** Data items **
* * *

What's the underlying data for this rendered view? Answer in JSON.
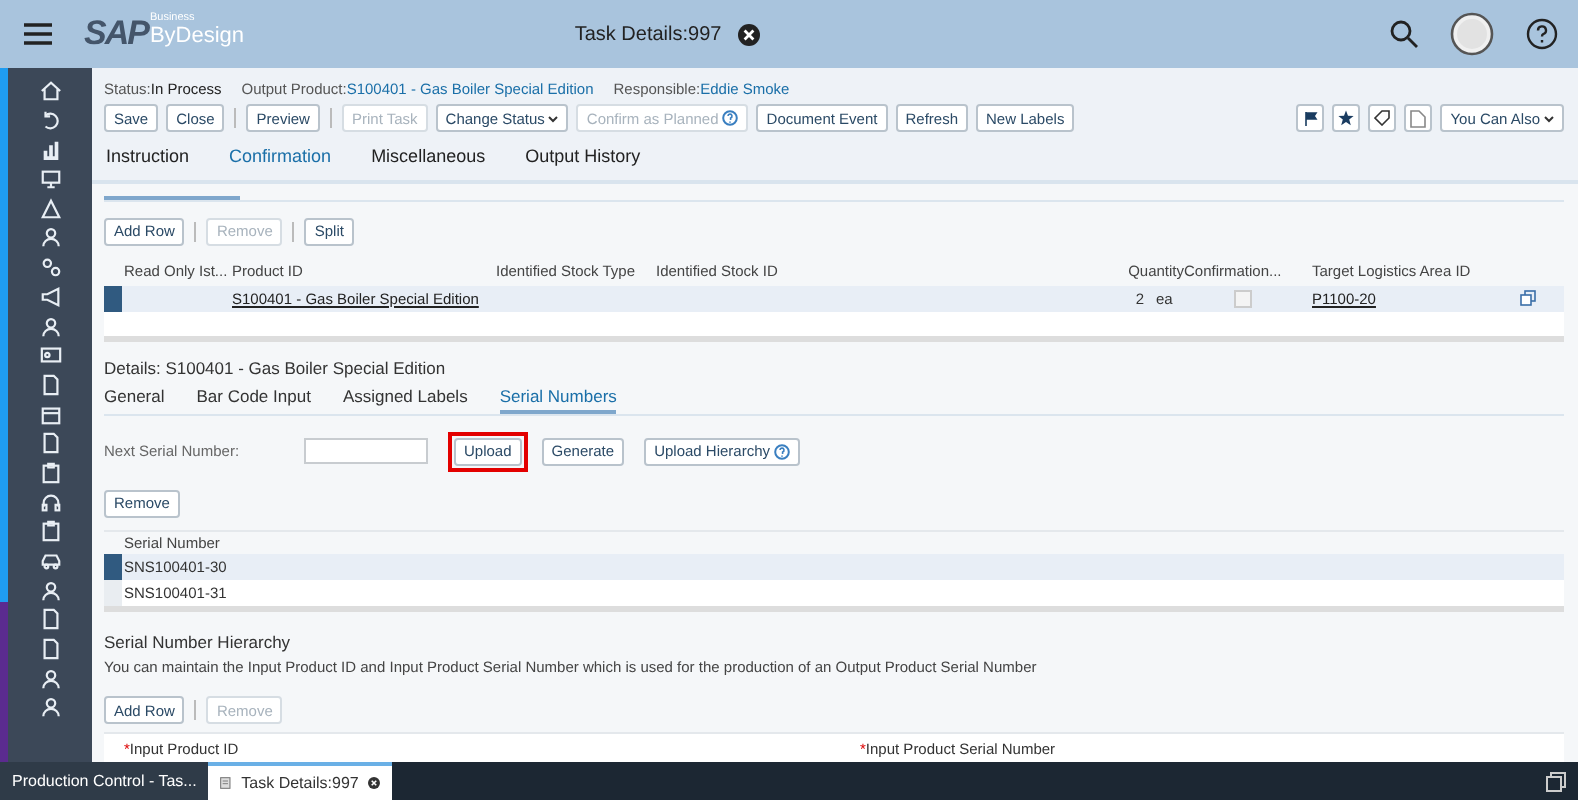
{
  "header": {
    "logo": {
      "brand": "SAP",
      "super": "Business",
      "product": "ByDesign"
    },
    "title": "Task Details:997"
  },
  "status": [
    {
      "label": "Status:",
      "value": "In Process",
      "kind": "plain"
    },
    {
      "label": "Output Product:",
      "value": "S100401 - Gas Boiler Special Edition",
      "kind": "link"
    },
    {
      "label": "Responsible:",
      "value": "Eddie Smoke",
      "kind": "link"
    }
  ],
  "toolbar": [
    [
      {
        "label": "Save",
        "disabled": false,
        "kind": "plain"
      },
      {
        "label": "Close",
        "disabled": false,
        "kind": "plain"
      }
    ],
    [
      {
        "label": "Preview",
        "disabled": false,
        "kind": "plain"
      }
    ],
    [
      {
        "label": "Print Task",
        "disabled": true,
        "kind": "plain"
      },
      {
        "label": "Change Status",
        "disabled": false,
        "kind": "menu"
      },
      {
        "label": "Confirm as Planned",
        "disabled": true,
        "kind": "help"
      },
      {
        "label": "Document Event",
        "disabled": false,
        "kind": "plain"
      },
      {
        "label": "Refresh",
        "disabled": false,
        "kind": "plain"
      },
      {
        "label": "New Labels",
        "disabled": false,
        "kind": "plain"
      }
    ]
  ],
  "you_can_also": "You Can Also",
  "tabs": [
    {
      "label": "Instruction",
      "selected": false
    },
    {
      "label": "Confirmation",
      "selected": true
    },
    {
      "label": "Miscellaneous",
      "selected": false
    },
    {
      "label": "Output History",
      "selected": false
    }
  ],
  "products": {
    "toolbar": [
      {
        "label": "Add Row",
        "disabled": false
      },
      {
        "label": "Remove",
        "disabled": true
      },
      {
        "label": "Split",
        "disabled": false
      }
    ],
    "columns": [
      "Read Only Ist...",
      "Product ID",
      "Identified Stock Type",
      "Identified Stock ID",
      "Quantity",
      "Confirmation...",
      "Target Logistics Area ID"
    ],
    "rows": [
      {
        "selected": true,
        "product_id": "S100401 - Gas Boiler Special Edition",
        "quantity": "2",
        "unit": "ea",
        "confirmed": false,
        "target_area": "P1100-20"
      }
    ]
  },
  "details": {
    "title": "Details: S100401 - Gas Boiler Special Edition",
    "tabs": [
      {
        "label": "General",
        "selected": false
      },
      {
        "label": "Bar Code Input",
        "selected": false
      },
      {
        "label": "Assigned Labels",
        "selected": false
      },
      {
        "label": "Serial Numbers",
        "selected": true
      }
    ],
    "next_serial_label": "Next Serial Number:",
    "serial_buttons": [
      {
        "label": "Upload",
        "kind": "plain",
        "highlighted": true
      },
      {
        "label": "Generate",
        "kind": "plain",
        "highlighted": false
      },
      {
        "label": "Upload Hierarchy",
        "kind": "help",
        "highlighted": false
      }
    ],
    "remove": "Remove",
    "serial_column": "Serial Number",
    "serials": [
      {
        "value": "SNS100401-30",
        "selected": true
      },
      {
        "value": "SNS100401-31",
        "selected": false
      }
    ]
  },
  "hierarchy": {
    "title": "Serial Number Hierarchy",
    "description": "You can maintain the Input Product ID and Input Product Serial Number which is used for the production of an Output Product Serial Number",
    "toolbar": [
      {
        "label": "Add Row",
        "disabled": false
      },
      {
        "label": "Remove",
        "disabled": true
      }
    ],
    "required_mark": "*",
    "columns": [
      {
        "label": "Input Product ID",
        "required": true
      },
      {
        "label": "Input Product Serial Number",
        "required": true
      }
    ]
  },
  "taskbar": [
    {
      "label": "Production Control - Tas...",
      "selected": false,
      "kind": "plain"
    },
    {
      "label": "Task Details:997",
      "selected": true,
      "kind": "document"
    }
  ]
}
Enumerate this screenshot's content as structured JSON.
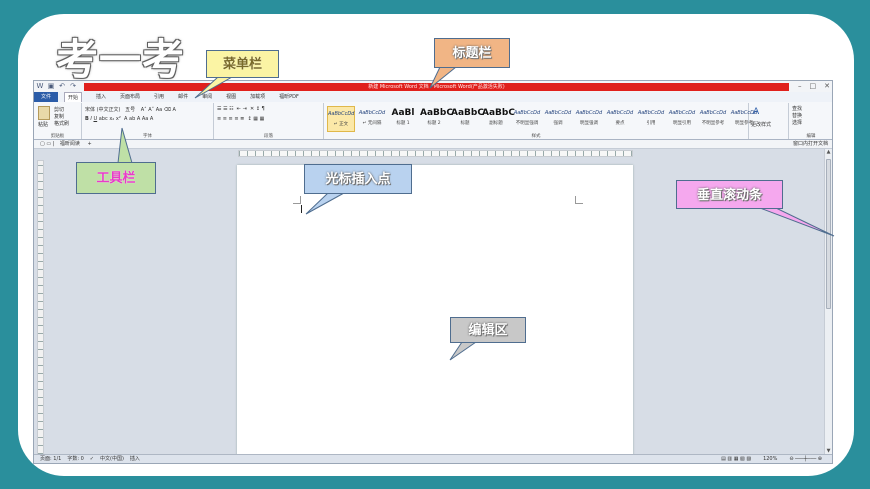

* * *

** YOUR OBJECTIVE **
Which lines hold the word "Labels"? Return all of them from the records above.

** FINISHED TASK **
        "label": "New Labels",
        "label": "Assigned Labels",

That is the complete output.